[Dataset entries]

• • • • • • •

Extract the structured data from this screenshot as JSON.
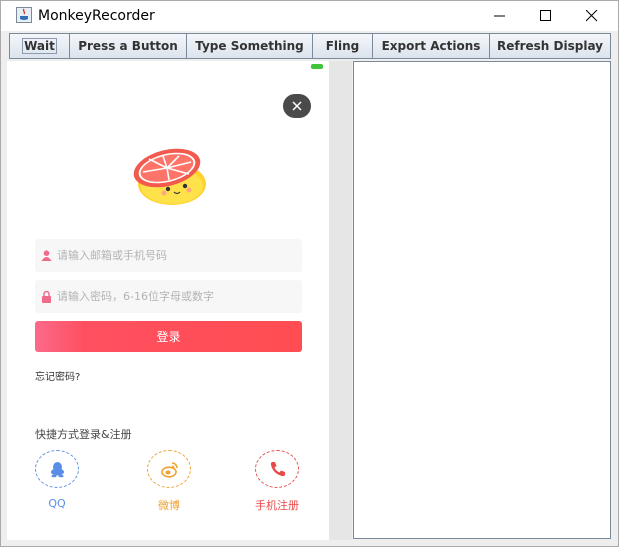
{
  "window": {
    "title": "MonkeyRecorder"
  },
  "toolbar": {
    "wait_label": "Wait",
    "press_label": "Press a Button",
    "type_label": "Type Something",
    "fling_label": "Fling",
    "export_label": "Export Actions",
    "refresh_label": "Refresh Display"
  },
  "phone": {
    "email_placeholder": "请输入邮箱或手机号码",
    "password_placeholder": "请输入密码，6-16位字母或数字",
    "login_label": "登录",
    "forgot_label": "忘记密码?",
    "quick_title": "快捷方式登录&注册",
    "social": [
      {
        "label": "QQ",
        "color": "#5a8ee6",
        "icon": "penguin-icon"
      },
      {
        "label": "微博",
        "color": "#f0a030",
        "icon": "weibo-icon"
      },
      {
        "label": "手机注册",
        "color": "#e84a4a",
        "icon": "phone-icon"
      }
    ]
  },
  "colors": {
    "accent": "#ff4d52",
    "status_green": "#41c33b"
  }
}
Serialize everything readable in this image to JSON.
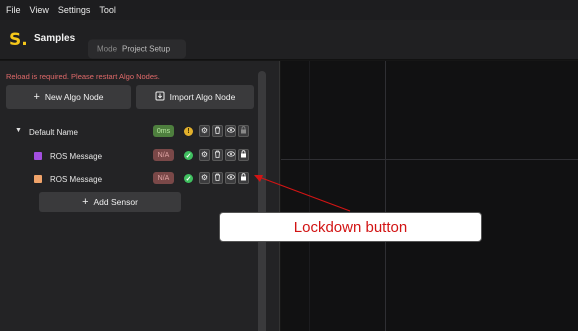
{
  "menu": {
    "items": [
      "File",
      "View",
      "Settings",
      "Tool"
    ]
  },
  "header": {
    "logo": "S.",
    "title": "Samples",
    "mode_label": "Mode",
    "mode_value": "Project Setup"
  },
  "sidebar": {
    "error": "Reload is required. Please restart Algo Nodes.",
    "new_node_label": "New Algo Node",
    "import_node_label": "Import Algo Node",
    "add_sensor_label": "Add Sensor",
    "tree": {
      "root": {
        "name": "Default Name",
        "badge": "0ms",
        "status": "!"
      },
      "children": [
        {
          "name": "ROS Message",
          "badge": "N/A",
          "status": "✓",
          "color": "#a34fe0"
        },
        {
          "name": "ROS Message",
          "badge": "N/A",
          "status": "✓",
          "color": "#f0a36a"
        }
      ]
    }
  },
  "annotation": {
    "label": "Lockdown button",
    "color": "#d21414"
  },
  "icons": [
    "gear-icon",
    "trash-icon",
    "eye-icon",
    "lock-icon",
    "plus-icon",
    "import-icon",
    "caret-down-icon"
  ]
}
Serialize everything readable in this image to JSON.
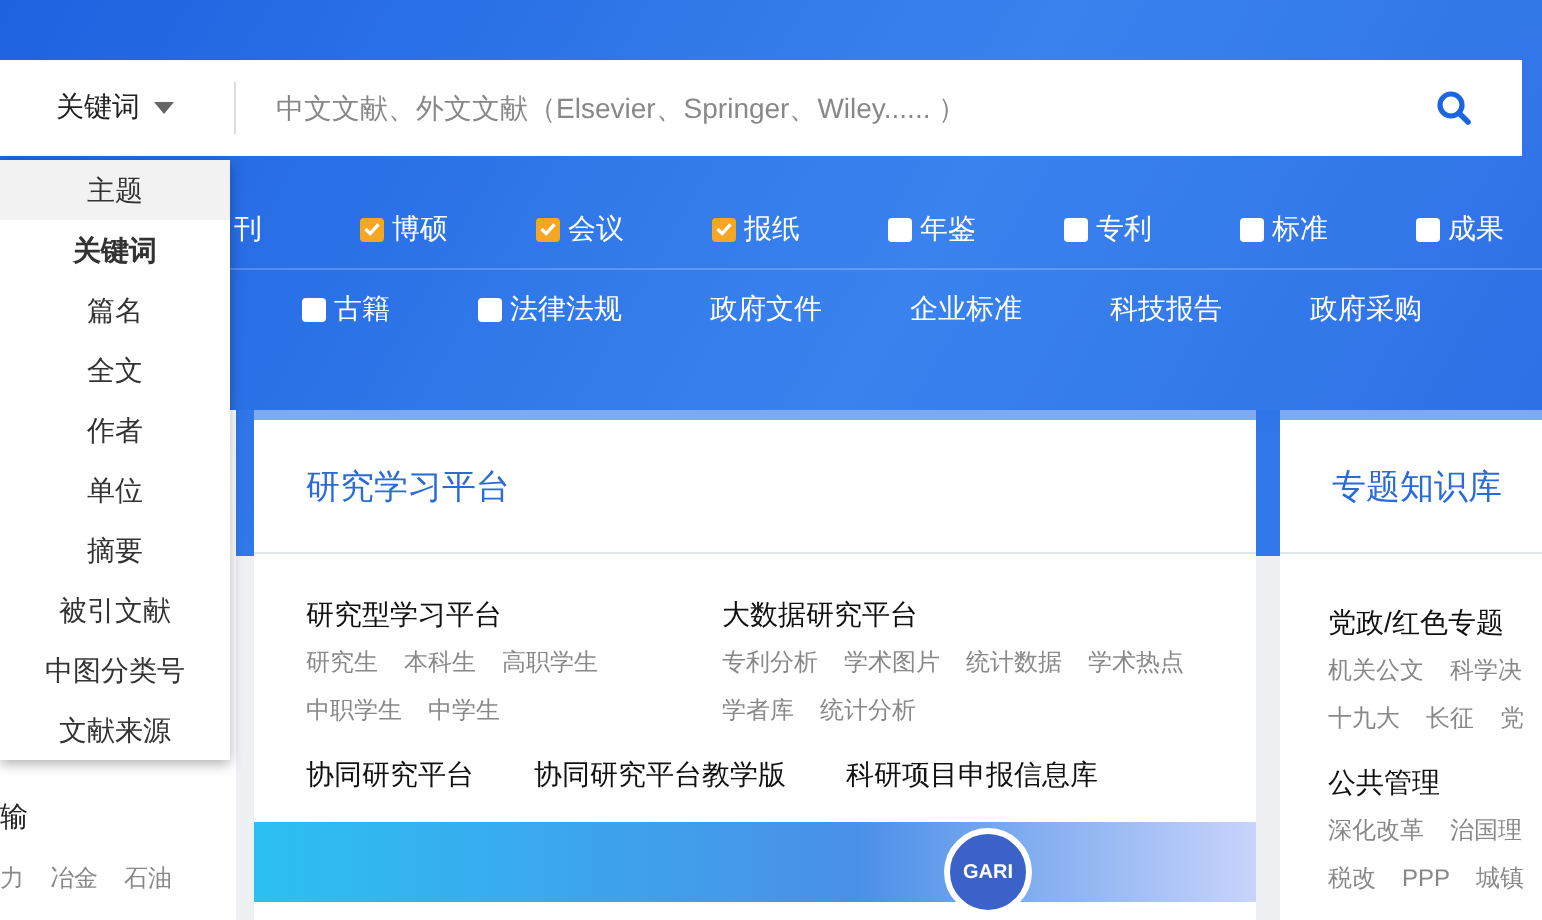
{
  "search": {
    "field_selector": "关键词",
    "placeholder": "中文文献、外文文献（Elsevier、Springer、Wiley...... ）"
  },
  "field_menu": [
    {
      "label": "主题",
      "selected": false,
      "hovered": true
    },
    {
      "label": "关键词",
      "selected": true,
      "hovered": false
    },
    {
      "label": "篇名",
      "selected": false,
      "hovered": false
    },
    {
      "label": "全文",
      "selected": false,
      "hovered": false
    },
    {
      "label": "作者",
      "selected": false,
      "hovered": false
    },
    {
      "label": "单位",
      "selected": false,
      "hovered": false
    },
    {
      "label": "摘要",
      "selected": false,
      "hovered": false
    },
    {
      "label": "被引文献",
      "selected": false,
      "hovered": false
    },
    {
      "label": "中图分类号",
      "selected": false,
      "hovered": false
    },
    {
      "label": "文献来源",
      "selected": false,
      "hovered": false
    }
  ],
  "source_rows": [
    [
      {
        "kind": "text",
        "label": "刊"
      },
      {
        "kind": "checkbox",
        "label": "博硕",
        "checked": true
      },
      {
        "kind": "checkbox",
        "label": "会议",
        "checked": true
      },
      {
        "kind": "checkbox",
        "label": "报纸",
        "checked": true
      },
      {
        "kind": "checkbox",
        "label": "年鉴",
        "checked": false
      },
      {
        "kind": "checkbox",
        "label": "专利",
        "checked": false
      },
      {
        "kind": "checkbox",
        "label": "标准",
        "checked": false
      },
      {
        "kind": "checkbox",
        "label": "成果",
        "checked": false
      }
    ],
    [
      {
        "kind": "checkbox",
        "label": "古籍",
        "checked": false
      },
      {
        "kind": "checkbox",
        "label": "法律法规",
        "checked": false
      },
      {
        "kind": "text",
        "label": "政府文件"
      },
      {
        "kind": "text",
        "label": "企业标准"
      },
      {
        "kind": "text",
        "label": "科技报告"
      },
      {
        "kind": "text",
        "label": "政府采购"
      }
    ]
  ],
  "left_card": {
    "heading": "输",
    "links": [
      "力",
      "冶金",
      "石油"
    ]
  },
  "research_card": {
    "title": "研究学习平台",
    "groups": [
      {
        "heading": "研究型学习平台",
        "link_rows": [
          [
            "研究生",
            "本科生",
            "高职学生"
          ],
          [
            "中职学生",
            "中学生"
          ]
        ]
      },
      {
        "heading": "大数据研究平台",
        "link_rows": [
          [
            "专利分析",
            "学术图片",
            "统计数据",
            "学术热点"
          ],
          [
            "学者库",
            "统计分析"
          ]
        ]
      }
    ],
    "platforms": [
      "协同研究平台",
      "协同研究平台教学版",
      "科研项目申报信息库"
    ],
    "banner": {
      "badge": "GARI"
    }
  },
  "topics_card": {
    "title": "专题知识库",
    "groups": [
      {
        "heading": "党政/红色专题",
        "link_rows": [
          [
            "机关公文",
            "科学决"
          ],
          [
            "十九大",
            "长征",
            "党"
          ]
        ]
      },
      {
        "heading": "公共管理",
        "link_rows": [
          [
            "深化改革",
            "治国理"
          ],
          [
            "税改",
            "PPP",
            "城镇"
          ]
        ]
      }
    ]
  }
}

• • • • • • •

Problem requirements:
Repeat the listing in full and exactly. Leave any pictures out.

Response:
Extract the structured data from this screenshot as JSON.
{
  "window": {
    "title": "MonkeyRecorder"
  },
  "toolbar": {
    "wait_label": "Wait",
    "press_label": "Press a Button",
    "type_label": "Type Something",
    "fling_label": "Fling",
    "export_label": "Export Actions",
    "refresh_label": "Refresh Display"
  },
  "phone": {
    "email_placeholder": "请输入邮箱或手机号码",
    "password_placeholder": "请输入密码，6-16位字母或数字",
    "login_label": "登录",
    "forgot_label": "忘记密码?",
    "quick_title": "快捷方式登录&注册",
    "social": [
      {
        "label": "QQ",
        "color": "#5a8ee6",
        "icon": "penguin-icon"
      },
      {
        "label": "微博",
        "color": "#f0a030",
        "icon": "weibo-icon"
      },
      {
        "label": "手机注册",
        "color": "#e84a4a",
        "icon": "phone-icon"
      }
    ]
  },
  "colors": {
    "accent": "#ff4d52",
    "status_green": "#41c33b"
  }
}
Serialize everything readable in this image to JSON.
{
  "menu": {
    "items": [
      "File",
      "View",
      "Settings",
      "Tool"
    ]
  },
  "header": {
    "logo": "S.",
    "title": "Samples",
    "mode_label": "Mode",
    "mode_value": "Project Setup"
  },
  "sidebar": {
    "error": "Reload is required. Please restart Algo Nodes.",
    "new_node_label": "New Algo Node",
    "import_node_label": "Import Algo Node",
    "add_sensor_label": "Add Sensor",
    "tree": {
      "root": {
        "name": "Default Name",
        "badge": "0ms",
        "status": "!"
      },
      "children": [
        {
          "name": "ROS Message",
          "badge": "N/A",
          "status": "✓",
          "color": "#a34fe0"
        },
        {
          "name": "ROS Message",
          "badge": "N/A",
          "status": "✓",
          "color": "#f0a36a"
        }
      ]
    }
  },
  "annotation": {
    "label": "Lockdown button",
    "color": "#d21414"
  },
  "icons": [
    "gear-icon",
    "trash-icon",
    "eye-icon",
    "lock-icon",
    "plus-icon",
    "import-icon",
    "caret-down-icon"
  ]
}
Serialize everything readable in this image to JSON.
{
  "search": {
    "field_selector": "关键词",
    "placeholder": "中文文献、外文文献（Elsevier、Springer、Wiley...... ）"
  },
  "field_menu": [
    {
      "label": "主题",
      "selected": false,
      "hovered": true
    },
    {
      "label": "关键词",
      "selected": true,
      "hovered": false
    },
    {
      "label": "篇名",
      "selected": false,
      "hovered": false
    },
    {
      "label": "全文",
      "selected": false,
      "hovered": false
    },
    {
      "label": "作者",
      "selected": false,
      "hovered": false
    },
    {
      "label": "单位",
      "selected": false,
      "hovered": false
    },
    {
      "label": "摘要",
      "selected": false,
      "hovered": false
    },
    {
      "label": "被引文献",
      "selected": false,
      "hovered": false
    },
    {
      "label": "中图分类号",
      "selected": false,
      "hovered": false
    },
    {
      "label": "文献来源",
      "selected": false,
      "hovered": false
    }
  ],
  "source_rows": [
    [
      {
        "kind": "text",
        "label": "刊"
      },
      {
        "kind": "checkbox",
        "label": "博硕",
        "checked": true
      },
      {
        "kind": "checkbox",
        "label": "会议",
        "checked": true
      },
      {
        "kind": "checkbox",
        "label": "报纸",
        "checked": true
      },
      {
        "kind": "checkbox",
        "label": "年鉴",
        "checked": false
      },
      {
        "kind": "checkbox",
        "label": "专利",
        "checked": false
      },
      {
        "kind": "checkbox",
        "label": "标准",
        "checked": false
      },
      {
        "kind": "checkbox",
        "label": "成果",
        "checked": false
      }
    ],
    [
      {
        "kind": "checkbox",
        "label": "古籍",
        "checked": false
      },
      {
        "kind": "checkbox",
        "label": "法律法规",
        "checked": false
      },
      {
        "kind": "text",
        "label": "政府文件"
      },
      {
        "kind": "text",
        "label": "企业标准"
      },
      {
        "kind": "text",
        "label": "科技报告"
      },
      {
        "kind": "text",
        "label": "政府采购"
      }
    ]
  ],
  "left_card": {
    "heading": "输",
    "links": [
      "力",
      "冶金",
      "石油"
    ]
  },
  "research_card": {
    "title": "研究学习平台",
    "groups": [
      {
        "heading": "研究型学习平台",
        "link_rows": [
          [
            "研究生",
            "本科生",
            "高职学生"
          ],
          [
            "中职学生",
            "中学生"
          ]
        ]
      },
      {
        "heading": "大数据研究平台",
        "link_rows": [
          [
            "专利分析",
            "学术图片",
            "统计数据",
            "学术热点"
          ],
          [
            "学者库",
            "统计分析"
          ]
        ]
      }
    ],
    "platforms": [
      "协同研究平台",
      "协同研究平台教学版",
      "科研项目申报信息库"
    ],
    "banner": {
      "badge": "GARI"
    }
  },
  "topics_card": {
    "title": "专题知识库",
    "groups": [
      {
        "heading": "党政/红色专题",
        "link_rows": [
          [
            "机关公文",
            "科学决"
          ],
          [
            "十九大",
            "长征",
            "党"
          ]
        ]
      },
      {
        "heading": "公共管理",
        "link_rows": [
          [
            "深化改革",
            "治国理"
          ],
          [
            "税改",
            "PPP",
            "城镇"
          ]
        ]
      }
    ]
  }
}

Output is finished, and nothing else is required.